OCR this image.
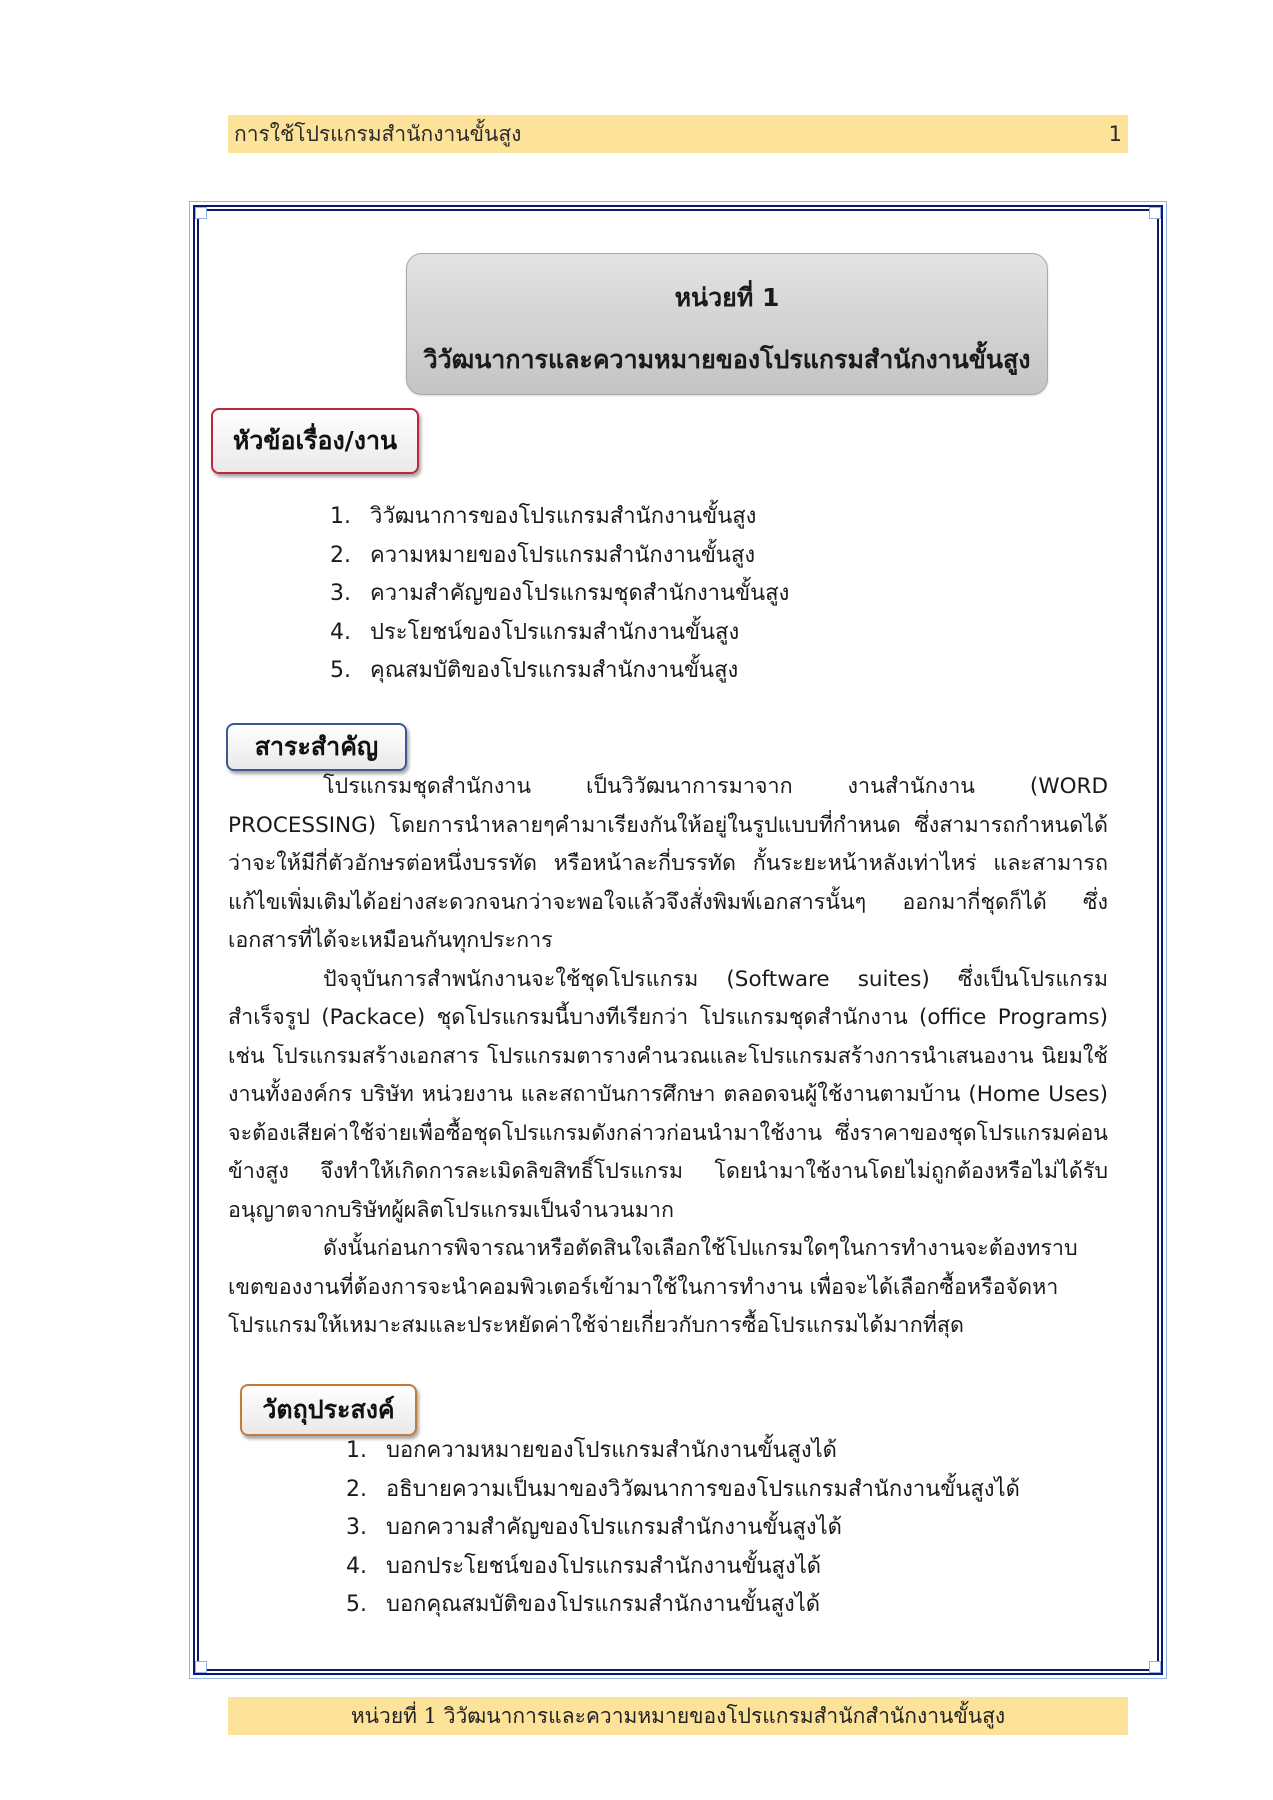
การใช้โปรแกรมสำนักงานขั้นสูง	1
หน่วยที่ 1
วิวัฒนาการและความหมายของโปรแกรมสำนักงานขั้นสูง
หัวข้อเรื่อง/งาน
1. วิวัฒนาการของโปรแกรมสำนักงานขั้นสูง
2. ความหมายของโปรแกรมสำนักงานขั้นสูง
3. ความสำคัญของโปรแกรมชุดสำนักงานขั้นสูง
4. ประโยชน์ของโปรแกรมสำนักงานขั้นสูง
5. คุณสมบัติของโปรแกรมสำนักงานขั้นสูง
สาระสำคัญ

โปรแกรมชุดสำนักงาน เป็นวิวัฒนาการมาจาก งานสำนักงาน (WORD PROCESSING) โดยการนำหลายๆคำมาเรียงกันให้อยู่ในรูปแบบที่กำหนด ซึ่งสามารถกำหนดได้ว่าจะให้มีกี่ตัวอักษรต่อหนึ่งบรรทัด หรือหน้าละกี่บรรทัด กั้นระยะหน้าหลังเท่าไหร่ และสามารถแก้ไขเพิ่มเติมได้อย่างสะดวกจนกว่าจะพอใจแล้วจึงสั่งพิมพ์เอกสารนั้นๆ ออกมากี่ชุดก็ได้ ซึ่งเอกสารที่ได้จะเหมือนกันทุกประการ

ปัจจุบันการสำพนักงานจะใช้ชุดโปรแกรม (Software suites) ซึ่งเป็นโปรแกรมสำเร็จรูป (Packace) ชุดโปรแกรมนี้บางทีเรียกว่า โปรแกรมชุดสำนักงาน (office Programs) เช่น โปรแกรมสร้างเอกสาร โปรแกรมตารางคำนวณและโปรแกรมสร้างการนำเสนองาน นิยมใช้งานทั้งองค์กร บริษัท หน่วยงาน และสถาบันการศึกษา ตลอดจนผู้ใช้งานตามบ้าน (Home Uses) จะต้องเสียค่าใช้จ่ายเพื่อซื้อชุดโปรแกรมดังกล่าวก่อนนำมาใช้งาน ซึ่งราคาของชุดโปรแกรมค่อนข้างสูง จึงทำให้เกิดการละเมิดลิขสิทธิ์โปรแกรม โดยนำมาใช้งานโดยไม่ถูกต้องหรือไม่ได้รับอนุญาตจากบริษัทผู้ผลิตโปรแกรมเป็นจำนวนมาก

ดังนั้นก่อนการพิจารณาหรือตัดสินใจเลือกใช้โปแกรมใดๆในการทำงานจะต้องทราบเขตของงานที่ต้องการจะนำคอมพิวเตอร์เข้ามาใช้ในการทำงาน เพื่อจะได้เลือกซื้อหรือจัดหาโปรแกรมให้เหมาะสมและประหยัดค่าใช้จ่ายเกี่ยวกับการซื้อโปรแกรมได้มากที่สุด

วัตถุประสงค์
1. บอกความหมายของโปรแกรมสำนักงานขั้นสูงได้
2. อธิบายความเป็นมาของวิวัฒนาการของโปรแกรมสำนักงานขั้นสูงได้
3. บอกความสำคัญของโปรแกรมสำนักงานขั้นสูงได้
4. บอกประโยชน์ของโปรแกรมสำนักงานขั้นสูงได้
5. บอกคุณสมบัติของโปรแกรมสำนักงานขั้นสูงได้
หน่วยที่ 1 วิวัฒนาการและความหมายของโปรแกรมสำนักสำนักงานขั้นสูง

· · · · · · ·

• _OBJECTIVE_: Each line in the records above should be reproduced exactly; images are not copied.

• _COMPLETED TASK_:
OCR this image.
การใช้โปรแกรมสำนักงานขั้นสูง	1
หน่วยที่ 1
วิวัฒนาการและความหมายของโปรแกรมสำนักงานขั้นสูง
หัวข้อเรื่อง/งาน
1. วิวัฒนาการของโปรแกรมสำนักงานขั้นสูง
2. ความหมายของโปรแกรมสำนักงานขั้นสูง
3. ความสำคัญของโปรแกรมชุดสำนักงานขั้นสูง
4. ประโยชน์ของโปรแกรมสำนักงานขั้นสูง
5. คุณสมบัติของโปรแกรมสำนักงานขั้นสูง
สาระสำคัญ

โปรแกรมชุดสำนักงาน เป็นวิวัฒนาการมาจาก งานสำนักงาน (WORD PROCESSING) โดยการนำหลายๆคำมาเรียงกันให้อยู่ในรูปแบบที่กำหนด ซึ่งสามารถกำหนดได้ว่าจะให้มีกี่ตัวอักษรต่อหนึ่งบรรทัด หรือหน้าละกี่บรรทัด กั้นระยะหน้าหลังเท่าไหร่ และสามารถแก้ไขเพิ่มเติมได้อย่างสะดวกจนกว่าจะพอใจแล้วจึงสั่งพิมพ์เอกสารนั้นๆ ออกมากี่ชุดก็ได้ ซึ่งเอกสารที่ได้จะเหมือนกันทุกประการ

ปัจจุบันการสำพนักงานจะใช้ชุดโปรแกรม (Software suites) ซึ่งเป็นโปรแกรมสำเร็จรูป (Packace) ชุดโปรแกรมนี้บางทีเรียกว่า โปรแกรมชุดสำนักงาน (office Programs) เช่น โปรแกรมสร้างเอกสาร โปรแกรมตารางคำนวณและโปรแกรมสร้างการนำเสนองาน นิยมใช้งานทั้งองค์กร บริษัท หน่วยงาน และสถาบันการศึกษา ตลอดจนผู้ใช้งานตามบ้าน (Home Uses) จะต้องเสียค่าใช้จ่ายเพื่อซื้อชุดโปรแกรมดังกล่าวก่อนนำมาใช้งาน ซึ่งราคาของชุดโปรแกรมค่อนข้างสูง จึงทำให้เกิดการละเมิดลิขสิทธิ์โปรแกรม โดยนำมาใช้งานโดยไม่ถูกต้องหรือไม่ได้รับอนุญาตจากบริษัทผู้ผลิตโปรแกรมเป็นจำนวนมาก

ดังนั้นก่อนการพิจารณาหรือตัดสินใจเลือกใช้โปแกรมใดๆในการทำงานจะต้องทราบเขตของงานที่ต้องการจะนำคอมพิวเตอร์เข้ามาใช้ในการทำงาน เพื่อจะได้เลือกซื้อหรือจัดหาโปรแกรมให้เหมาะสมและประหยัดค่าใช้จ่ายเกี่ยวกับการซื้อโปรแกรมได้มากที่สุด

วัตถุประสงค์
1. บอกความหมายของโปรแกรมสำนักงานขั้นสูงได้
2. อธิบายความเป็นมาของวิวัฒนาการของโปรแกรมสำนักงานขั้นสูงได้
3. บอกความสำคัญของโปรแกรมสำนักงานขั้นสูงได้
4. บอกประโยชน์ของโปรแกรมสำนักงานขั้นสูงได้
5. บอกคุณสมบัติของโปรแกรมสำนักงานขั้นสูงได้
หน่วยที่ 1 วิวัฒนาการและความหมายของโปรแกรมสำนักสำนักงานขั้นสูง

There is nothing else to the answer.